WHAT YOU NEED TO DO:
a - In the text on Torre KOI, how tall is the tower?
b - Extend the text on Torre KOI beyond its final sentence.

TEXT SHOWN:

========

Design and construction
- Architecture firm: VFO Arquitectos
- Developer: IDEI
- Structural engineer: Stark + Ortiz
- Other designers: Thornton Tomasetti & RWDI
- Main contractor: Constructora DOCSA

Other information
- Number of rooms: 236
- Parking: 2578

Website
- http://www.koi.mx

References

= Torre KOI =

64-story mixed-use skyscraper located in the Valle Oriente district in Monterrey

The Torre KOI is a 64-story mixed-use skyscraper building complex located in the Valle Oriente district of the Monterrey Metropolitan Area. Designed by VFO Arquitectos, it is the center piece of the VAO complex. Standing 279.5 m it is currently the 2nd tallest complete building in Mexico.

==Construction==
The building was the last phase of the VAO Complex; a mixed-use project that sits upon a plot of land of 31530 m2, which consists of, besides Koi, three additional buildings: Liu Residences East, a 172 m tall skyscraper that also combines offices and luxury apartments; Liu West, a purely residential 104 m tall tower and VAO Oficinas, a 46 m tall office building, together they share a plaza with access to a shopping center with more than 3000 m2 of retail space.

========

MATERIAL:
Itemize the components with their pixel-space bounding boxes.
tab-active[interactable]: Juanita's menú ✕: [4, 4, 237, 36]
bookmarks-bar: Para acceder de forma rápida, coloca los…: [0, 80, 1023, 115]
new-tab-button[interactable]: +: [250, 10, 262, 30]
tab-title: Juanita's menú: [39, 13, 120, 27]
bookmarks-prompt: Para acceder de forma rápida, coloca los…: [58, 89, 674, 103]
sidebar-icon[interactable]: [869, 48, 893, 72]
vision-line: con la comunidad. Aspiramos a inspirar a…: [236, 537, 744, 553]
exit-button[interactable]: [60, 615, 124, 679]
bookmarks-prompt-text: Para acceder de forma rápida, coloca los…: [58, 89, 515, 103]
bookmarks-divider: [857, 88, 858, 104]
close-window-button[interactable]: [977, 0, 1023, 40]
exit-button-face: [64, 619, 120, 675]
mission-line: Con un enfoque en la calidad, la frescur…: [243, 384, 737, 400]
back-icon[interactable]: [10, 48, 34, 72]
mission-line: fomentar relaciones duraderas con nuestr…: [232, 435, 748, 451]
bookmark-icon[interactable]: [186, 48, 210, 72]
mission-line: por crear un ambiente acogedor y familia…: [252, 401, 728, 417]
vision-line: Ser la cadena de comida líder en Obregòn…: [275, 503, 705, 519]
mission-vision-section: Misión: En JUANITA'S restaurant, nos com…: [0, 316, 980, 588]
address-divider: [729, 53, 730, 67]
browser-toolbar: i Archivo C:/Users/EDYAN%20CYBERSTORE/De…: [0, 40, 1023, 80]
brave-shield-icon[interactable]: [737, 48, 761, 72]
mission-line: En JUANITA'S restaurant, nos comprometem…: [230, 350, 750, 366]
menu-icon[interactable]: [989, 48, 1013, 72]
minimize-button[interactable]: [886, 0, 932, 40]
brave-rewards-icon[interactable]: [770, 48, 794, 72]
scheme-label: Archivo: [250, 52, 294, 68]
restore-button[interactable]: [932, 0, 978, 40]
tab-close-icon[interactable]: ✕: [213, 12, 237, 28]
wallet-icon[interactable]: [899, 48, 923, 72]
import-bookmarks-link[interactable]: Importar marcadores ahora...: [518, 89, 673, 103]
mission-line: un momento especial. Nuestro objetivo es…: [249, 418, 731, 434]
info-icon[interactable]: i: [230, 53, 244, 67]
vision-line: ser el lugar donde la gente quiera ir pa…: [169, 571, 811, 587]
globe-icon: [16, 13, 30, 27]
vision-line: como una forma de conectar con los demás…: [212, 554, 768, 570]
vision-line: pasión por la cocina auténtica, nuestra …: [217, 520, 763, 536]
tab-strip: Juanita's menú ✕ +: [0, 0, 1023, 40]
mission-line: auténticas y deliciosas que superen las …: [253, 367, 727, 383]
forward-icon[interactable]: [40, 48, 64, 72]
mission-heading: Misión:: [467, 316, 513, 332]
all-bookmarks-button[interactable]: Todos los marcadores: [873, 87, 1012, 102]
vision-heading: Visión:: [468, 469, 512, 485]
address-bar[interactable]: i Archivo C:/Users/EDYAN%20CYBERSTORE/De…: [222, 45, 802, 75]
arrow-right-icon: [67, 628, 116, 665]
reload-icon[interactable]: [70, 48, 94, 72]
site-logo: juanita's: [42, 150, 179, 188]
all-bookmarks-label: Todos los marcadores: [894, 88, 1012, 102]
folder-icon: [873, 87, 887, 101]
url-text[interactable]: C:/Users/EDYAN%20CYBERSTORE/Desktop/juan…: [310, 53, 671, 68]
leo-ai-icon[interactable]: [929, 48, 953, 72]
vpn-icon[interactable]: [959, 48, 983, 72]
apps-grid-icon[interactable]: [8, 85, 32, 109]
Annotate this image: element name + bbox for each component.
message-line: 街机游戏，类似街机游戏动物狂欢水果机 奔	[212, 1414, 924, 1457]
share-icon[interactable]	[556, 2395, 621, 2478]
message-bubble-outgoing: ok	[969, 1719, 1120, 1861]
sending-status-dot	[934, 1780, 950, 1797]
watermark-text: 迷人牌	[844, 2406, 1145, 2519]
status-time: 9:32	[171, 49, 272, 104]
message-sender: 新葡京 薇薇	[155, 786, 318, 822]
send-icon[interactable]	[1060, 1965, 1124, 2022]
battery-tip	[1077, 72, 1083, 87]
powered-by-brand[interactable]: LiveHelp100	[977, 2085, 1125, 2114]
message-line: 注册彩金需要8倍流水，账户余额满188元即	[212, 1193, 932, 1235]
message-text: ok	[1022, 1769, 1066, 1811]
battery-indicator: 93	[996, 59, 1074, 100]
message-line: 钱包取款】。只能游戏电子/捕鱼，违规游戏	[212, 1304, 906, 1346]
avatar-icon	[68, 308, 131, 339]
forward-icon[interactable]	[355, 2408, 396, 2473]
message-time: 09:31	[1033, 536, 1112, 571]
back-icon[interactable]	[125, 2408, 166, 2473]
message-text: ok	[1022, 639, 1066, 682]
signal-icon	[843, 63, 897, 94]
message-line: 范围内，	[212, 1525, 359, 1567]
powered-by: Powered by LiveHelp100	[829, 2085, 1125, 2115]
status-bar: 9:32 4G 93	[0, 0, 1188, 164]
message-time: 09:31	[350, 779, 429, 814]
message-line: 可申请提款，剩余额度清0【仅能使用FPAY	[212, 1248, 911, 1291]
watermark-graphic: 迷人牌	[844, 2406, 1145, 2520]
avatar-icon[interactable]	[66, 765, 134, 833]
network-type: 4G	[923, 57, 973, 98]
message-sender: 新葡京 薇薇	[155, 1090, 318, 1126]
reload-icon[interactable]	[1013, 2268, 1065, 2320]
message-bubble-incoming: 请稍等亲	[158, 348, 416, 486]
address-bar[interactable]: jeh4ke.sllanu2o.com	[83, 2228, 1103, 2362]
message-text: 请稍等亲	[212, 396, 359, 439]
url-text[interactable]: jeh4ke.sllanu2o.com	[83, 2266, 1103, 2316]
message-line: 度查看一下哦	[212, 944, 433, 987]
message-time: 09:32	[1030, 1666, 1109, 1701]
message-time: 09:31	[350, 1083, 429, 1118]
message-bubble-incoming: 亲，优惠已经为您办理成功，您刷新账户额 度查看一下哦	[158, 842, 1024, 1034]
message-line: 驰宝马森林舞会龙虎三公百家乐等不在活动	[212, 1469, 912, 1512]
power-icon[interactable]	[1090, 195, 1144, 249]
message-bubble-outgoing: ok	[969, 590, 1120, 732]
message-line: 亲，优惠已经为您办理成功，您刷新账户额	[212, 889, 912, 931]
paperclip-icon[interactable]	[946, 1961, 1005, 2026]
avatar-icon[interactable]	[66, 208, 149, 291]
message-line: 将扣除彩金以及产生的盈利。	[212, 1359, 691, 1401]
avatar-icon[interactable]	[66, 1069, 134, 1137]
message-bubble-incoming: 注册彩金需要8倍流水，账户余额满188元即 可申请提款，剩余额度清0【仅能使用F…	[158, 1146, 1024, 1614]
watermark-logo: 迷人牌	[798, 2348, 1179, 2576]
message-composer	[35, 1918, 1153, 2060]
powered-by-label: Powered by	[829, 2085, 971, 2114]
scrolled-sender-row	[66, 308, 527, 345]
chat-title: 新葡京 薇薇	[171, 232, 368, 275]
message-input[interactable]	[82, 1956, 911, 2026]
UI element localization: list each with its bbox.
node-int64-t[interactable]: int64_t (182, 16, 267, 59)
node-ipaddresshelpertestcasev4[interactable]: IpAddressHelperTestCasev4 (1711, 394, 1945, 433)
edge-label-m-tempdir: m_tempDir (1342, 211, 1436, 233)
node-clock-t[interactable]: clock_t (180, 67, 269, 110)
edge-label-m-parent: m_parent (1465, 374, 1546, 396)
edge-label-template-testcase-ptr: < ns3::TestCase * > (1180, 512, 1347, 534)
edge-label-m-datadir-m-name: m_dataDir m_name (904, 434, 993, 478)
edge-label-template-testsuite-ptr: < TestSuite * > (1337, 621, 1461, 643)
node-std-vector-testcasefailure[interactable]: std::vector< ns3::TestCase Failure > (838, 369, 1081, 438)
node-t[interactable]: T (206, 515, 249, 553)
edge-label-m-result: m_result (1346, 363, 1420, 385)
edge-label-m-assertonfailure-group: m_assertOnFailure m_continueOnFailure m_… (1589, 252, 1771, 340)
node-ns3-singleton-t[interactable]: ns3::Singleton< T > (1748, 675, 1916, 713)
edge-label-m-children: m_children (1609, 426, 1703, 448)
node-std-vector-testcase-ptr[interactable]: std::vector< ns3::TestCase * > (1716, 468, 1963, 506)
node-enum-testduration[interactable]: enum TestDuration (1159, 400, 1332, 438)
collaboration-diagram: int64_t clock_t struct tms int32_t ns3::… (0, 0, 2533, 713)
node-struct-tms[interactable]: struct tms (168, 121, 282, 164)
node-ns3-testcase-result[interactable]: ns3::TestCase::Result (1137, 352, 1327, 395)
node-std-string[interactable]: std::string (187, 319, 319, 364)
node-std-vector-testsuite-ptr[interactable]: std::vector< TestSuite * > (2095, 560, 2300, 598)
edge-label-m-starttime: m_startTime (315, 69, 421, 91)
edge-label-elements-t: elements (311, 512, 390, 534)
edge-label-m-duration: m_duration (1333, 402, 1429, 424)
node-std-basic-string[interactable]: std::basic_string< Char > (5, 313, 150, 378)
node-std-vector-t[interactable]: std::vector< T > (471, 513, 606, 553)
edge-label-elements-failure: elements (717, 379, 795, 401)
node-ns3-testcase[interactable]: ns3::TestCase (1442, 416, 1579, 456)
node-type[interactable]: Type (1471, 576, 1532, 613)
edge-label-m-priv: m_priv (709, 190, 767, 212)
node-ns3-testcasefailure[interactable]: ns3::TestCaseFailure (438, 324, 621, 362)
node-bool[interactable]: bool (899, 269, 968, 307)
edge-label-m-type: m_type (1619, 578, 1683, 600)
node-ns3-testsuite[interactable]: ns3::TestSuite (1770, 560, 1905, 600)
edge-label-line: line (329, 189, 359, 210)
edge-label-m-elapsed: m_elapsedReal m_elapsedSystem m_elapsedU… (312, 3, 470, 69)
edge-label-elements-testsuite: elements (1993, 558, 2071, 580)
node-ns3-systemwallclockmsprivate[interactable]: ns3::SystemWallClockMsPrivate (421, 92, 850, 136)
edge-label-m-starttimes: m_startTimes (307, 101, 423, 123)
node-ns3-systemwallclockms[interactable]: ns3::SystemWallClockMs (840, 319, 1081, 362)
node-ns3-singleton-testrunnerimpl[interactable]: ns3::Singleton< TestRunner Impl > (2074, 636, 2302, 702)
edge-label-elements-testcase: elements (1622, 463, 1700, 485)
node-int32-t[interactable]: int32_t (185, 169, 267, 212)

========

ANSWERS TO EACH TASK:
a - 279.5 m

b -
To construct the foundation of the Torre Koi, it was necessary to conduct the largest casting of concrete for a building in Mexico at the time. This required the continuous pumping of concrete for 48 hours, starting on Saturday, December 21, 2013 at 8:00 am, concluding the following Monday morning. The foundation plate is 50 by 40 m in dimension and further anchored to the ground through 78 piles 1.6 m in diameter and 7 m deep. The plate itself is 4 m thick and required 8000 m3 of concrete to erect it. Twelve hundred concrete-carrying trucks were used for this work. Cemex, the supplier of concrete for the structure, devoted seven of its production plants exclusively to the casting for the foundation of the Torre Koi.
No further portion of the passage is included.